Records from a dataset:
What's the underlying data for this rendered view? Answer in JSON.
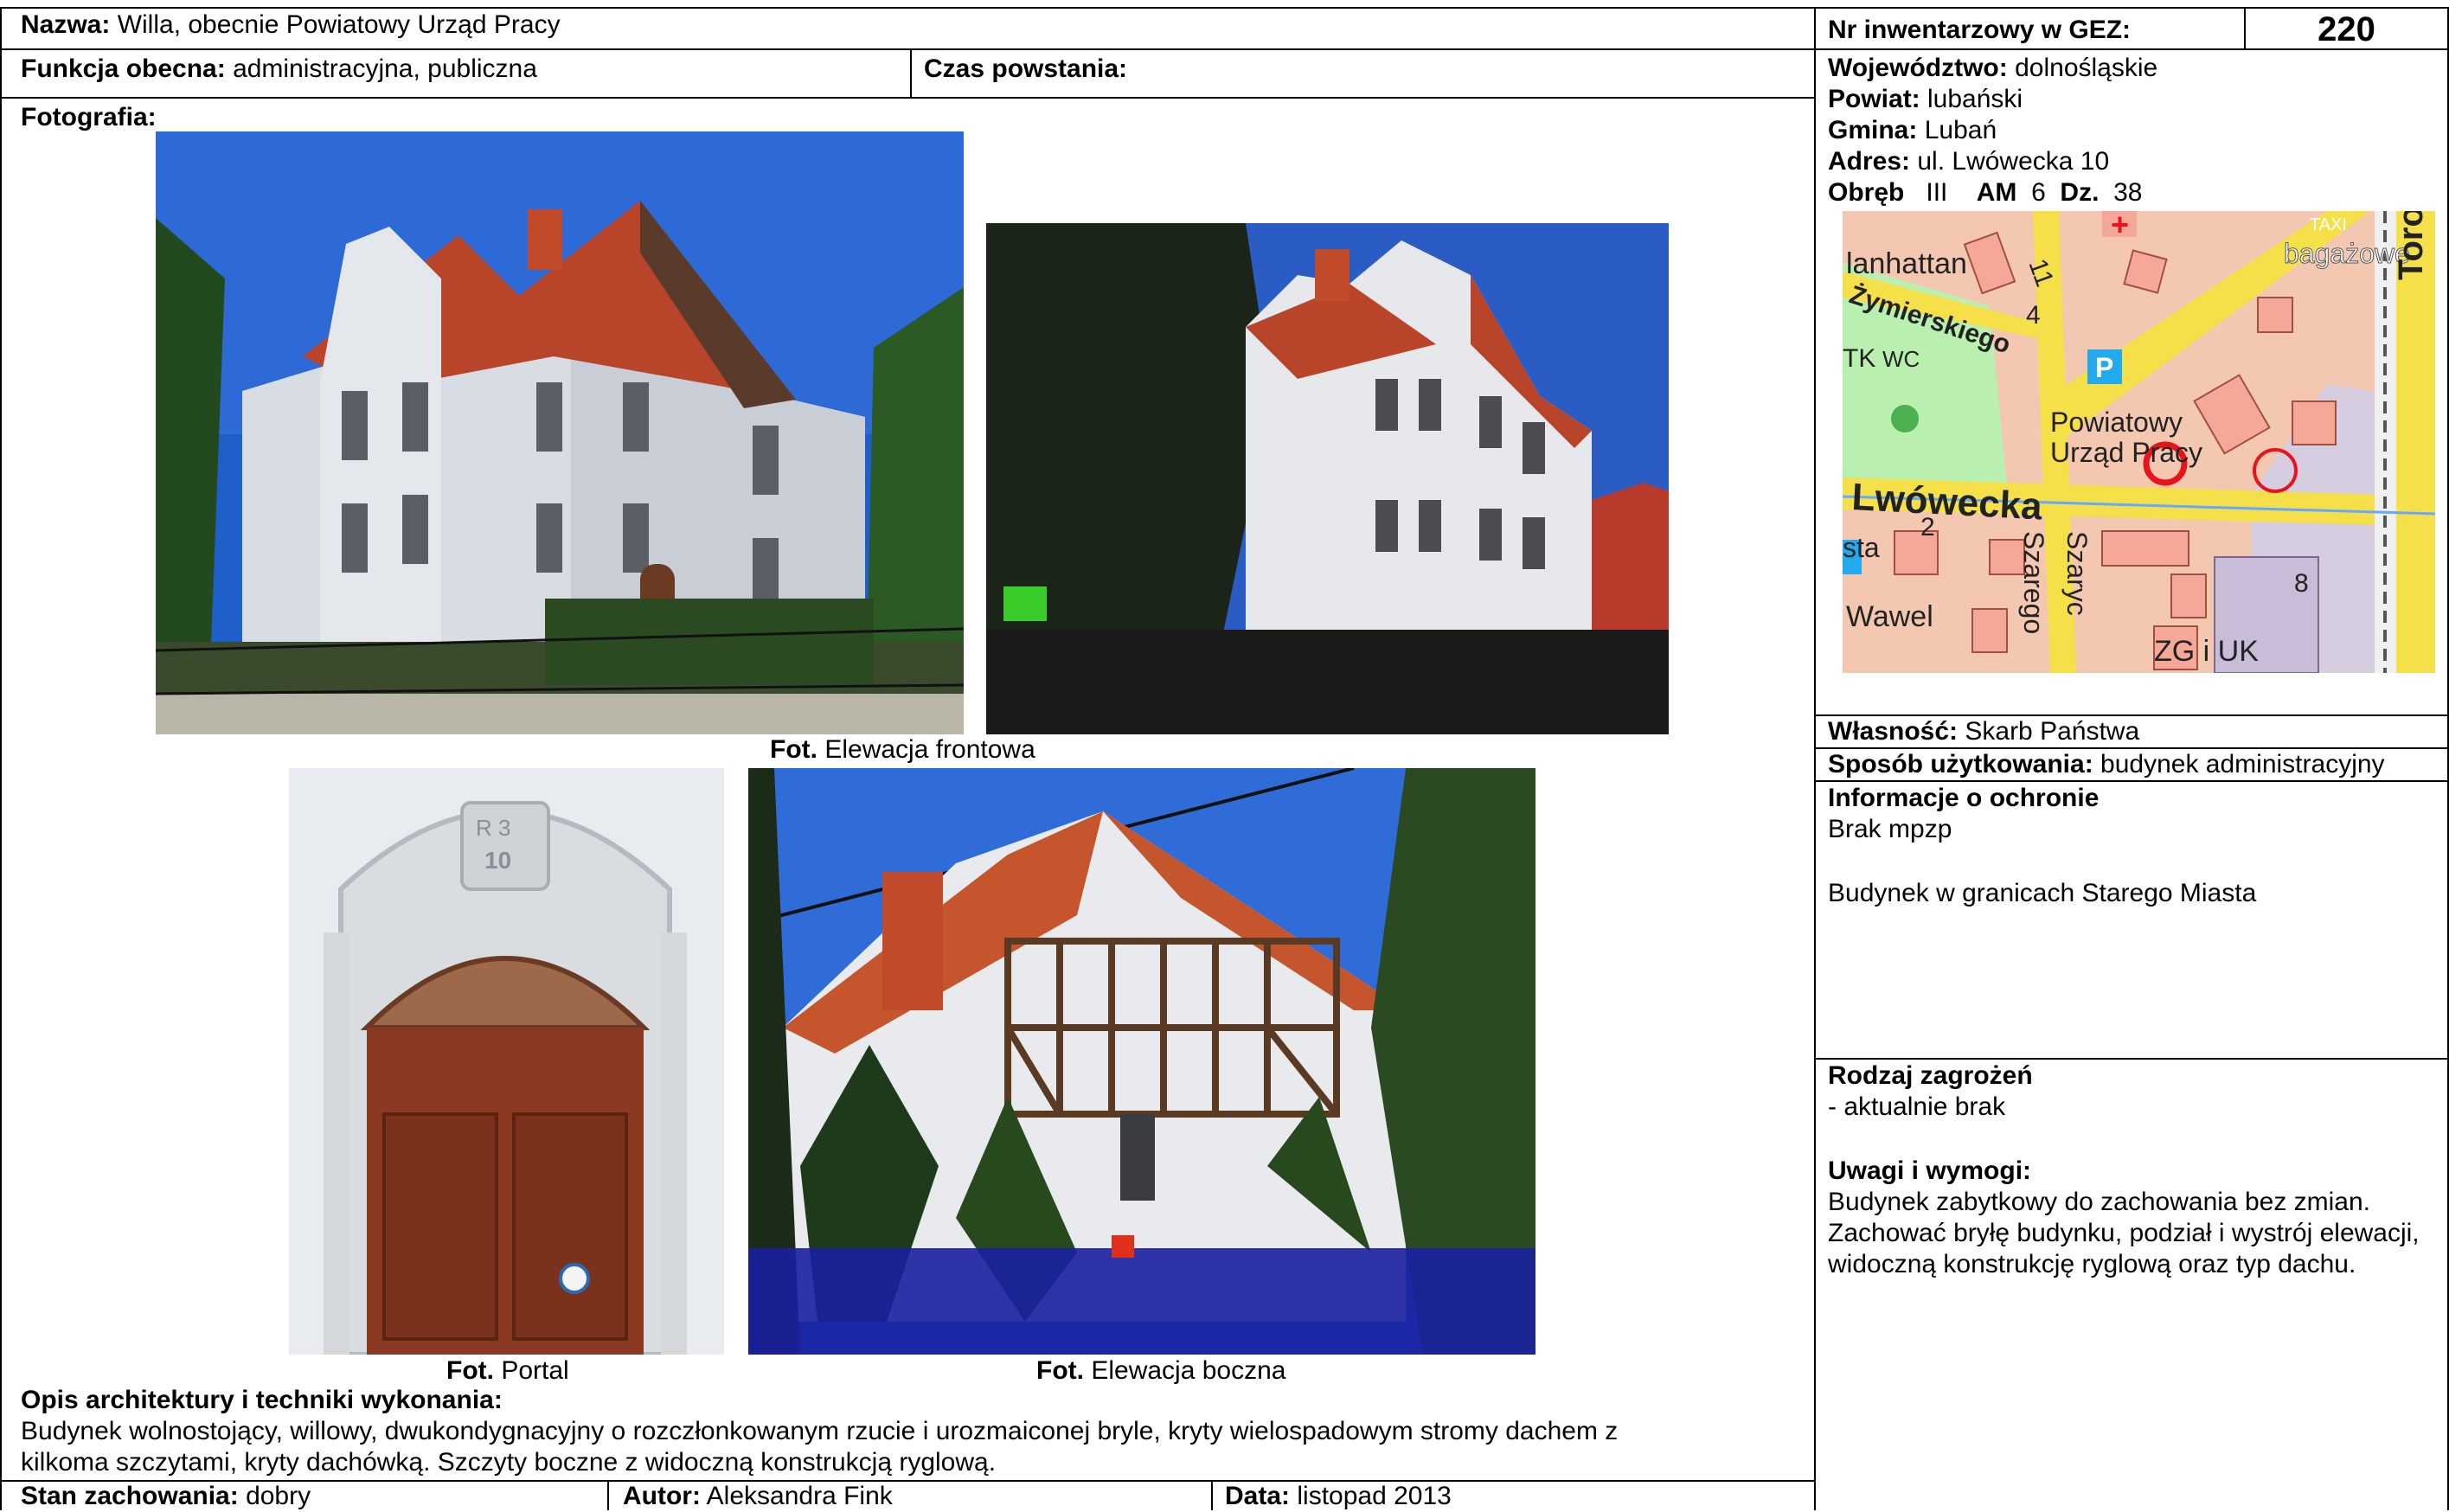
{
  "header": {
    "name_label": "Nazwa:",
    "name_value": "Willa, obecnie Powiatowy Urząd Pracy",
    "inv_label": "Nr inwentarzowy w GEZ:",
    "inv_value": "220"
  },
  "row2": {
    "function_label": "Funkcja obecna:",
    "function_value": "administracyjna, publiczna",
    "time_label": "Czas powstania:",
    "time_value": ""
  },
  "location": {
    "voivodeship_label": "Województwo:",
    "voivodeship_value": "dolnośląskie",
    "county_label": "Powiat:",
    "county_value": "lubański",
    "commune_label": "Gmina:",
    "commune_value": "Lubań",
    "address_label": "Adres:",
    "address_value": "ul. Lwówecka 10",
    "precinct_label": "Obręb",
    "precinct_value": "III",
    "am_label": "AM",
    "am_value": "6",
    "plot_label": "Dz.",
    "plot_value": "38"
  },
  "map": {
    "labels": [
      "lanhattan",
      "Żymierskiego",
      "Powiatowy",
      "Urząd Pracy",
      "Lwówecka",
      "Wawel",
      "ZG i UK",
      "bagażowe",
      "Torowa",
      "TK",
      "WC",
      "sta",
      "Szarego",
      "Szaryc",
      "2",
      "8",
      "11",
      "4",
      "TAXI"
    ],
    "marker_color": "#e8141c",
    "road_color": "#f5e04a",
    "park_color": "#b9f0b0",
    "background_color": "#f4c8b0"
  },
  "photos": {
    "section_label": "Fotografia:",
    "caption_front_label": "Fot.",
    "caption_front_text": "Elewacja frontowa",
    "caption_portal_label": "Fot.",
    "caption_portal_text": "Portal",
    "caption_side_label": "Fot.",
    "caption_side_text": "Elewacja boczna",
    "portal_number": "10"
  },
  "right": {
    "ownership_label": "Własność:",
    "ownership_value": "Skarb Państwa",
    "usage_label": "Sposób użytkowania:",
    "usage_value": "budynek administracyjny",
    "protection_title": "Informacje o ochronie",
    "protection_line1": "Brak mpzp",
    "protection_line2": "Budynek w granicach Starego Miasta",
    "threats_title": "Rodzaj zagrożeń",
    "threats_value": "- aktualnie brak",
    "remarks_title": "Uwagi i wymogi:",
    "remarks_value": "Budynek zabytkowy do zachowania bez zmian. Zachować bryłę budynku, podział i wystrój elewacji, widoczną konstrukcję ryglową oraz typ dachu."
  },
  "description": {
    "title": "Opis architektury i techniki wykonania:",
    "line1": "Budynek wolnostojący, willowy, dwukondygnacyjny o rozczłonkowanym rzucie i urozmaiconej bryle, kryty wielospadowym stromy dachem z",
    "line2": "kilkoma szczytami, kryty dachówką. Szczyty boczne z widoczną konstrukcją ryglową."
  },
  "footer": {
    "condition_label": "Stan zachowania:",
    "condition_value": "dobry",
    "author_label": "Autor:",
    "author_value": "Aleksandra Fink",
    "date_label": "Data:",
    "date_value": "listopad 2013"
  }
}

### WORK REQUIRED
Without the pictures, retype the whole of the material above exactly.

### FINISHED TASK
What's the underlying data for this rendered view? Answer in JSON.
{
  "header": {
    "name_label": "Nazwa:",
    "name_value": "Willa, obecnie Powiatowy Urząd Pracy",
    "inv_label": "Nr inwentarzowy w GEZ:",
    "inv_value": "220"
  },
  "row2": {
    "function_label": "Funkcja obecna:",
    "function_value": "administracyjna, publiczna",
    "time_label": "Czas powstania:",
    "time_value": ""
  },
  "location": {
    "voivodeship_label": "Województwo:",
    "voivodeship_value": "dolnośląskie",
    "county_label": "Powiat:",
    "county_value": "lubański",
    "commune_label": "Gmina:",
    "commune_value": "Lubań",
    "address_label": "Adres:",
    "address_value": "ul. Lwówecka 10",
    "precinct_label": "Obręb",
    "precinct_value": "III",
    "am_label": "AM",
    "am_value": "6",
    "plot_label": "Dz.",
    "plot_value": "38"
  },
  "map": {
    "labels": [
      "lanhattan",
      "Żymierskiego",
      "Powiatowy",
      "Urząd Pracy",
      "Lwówecka",
      "Wawel",
      "ZG i UK",
      "bagażowe",
      "Torowa",
      "TK",
      "WC",
      "sta",
      "Szarego",
      "Szaryc",
      "2",
      "8",
      "11",
      "4",
      "TAXI"
    ],
    "marker_color": "#e8141c",
    "road_color": "#f5e04a",
    "park_color": "#b9f0b0",
    "background_color": "#f4c8b0"
  },
  "photos": {
    "section_label": "Fotografia:",
    "caption_front_label": "Fot.",
    "caption_front_text": "Elewacja frontowa",
    "caption_portal_label": "Fot.",
    "caption_portal_text": "Portal",
    "caption_side_label": "Fot.",
    "caption_side_text": "Elewacja boczna",
    "portal_number": "10"
  },
  "right": {
    "ownership_label": "Własność:",
    "ownership_value": "Skarb Państwa",
    "usage_label": "Sposób użytkowania:",
    "usage_value": "budynek administracyjny",
    "protection_title": "Informacje o ochronie",
    "protection_line1": "Brak mpzp",
    "protection_line2": "Budynek w granicach Starego Miasta",
    "threats_title": "Rodzaj zagrożeń",
    "threats_value": "- aktualnie brak",
    "remarks_title": "Uwagi i wymogi:",
    "remarks_value": "Budynek zabytkowy do zachowania bez zmian. Zachować bryłę budynku, podział i wystrój elewacji, widoczną konstrukcję ryglową oraz typ dachu."
  },
  "description": {
    "title": "Opis architektury i techniki wykonania:",
    "line1": "Budynek wolnostojący, willowy, dwukondygnacyjny o rozczłonkowanym rzucie i urozmaiconej bryle, kryty wielospadowym stromy dachem z",
    "line2": "kilkoma szczytami, kryty dachówką. Szczyty boczne z widoczną konstrukcją ryglową."
  },
  "footer": {
    "condition_label": "Stan zachowania:",
    "condition_value": "dobry",
    "author_label": "Autor:",
    "author_value": "Aleksandra Fink",
    "date_label": "Data:",
    "date_value": "listopad 2013"
  }
}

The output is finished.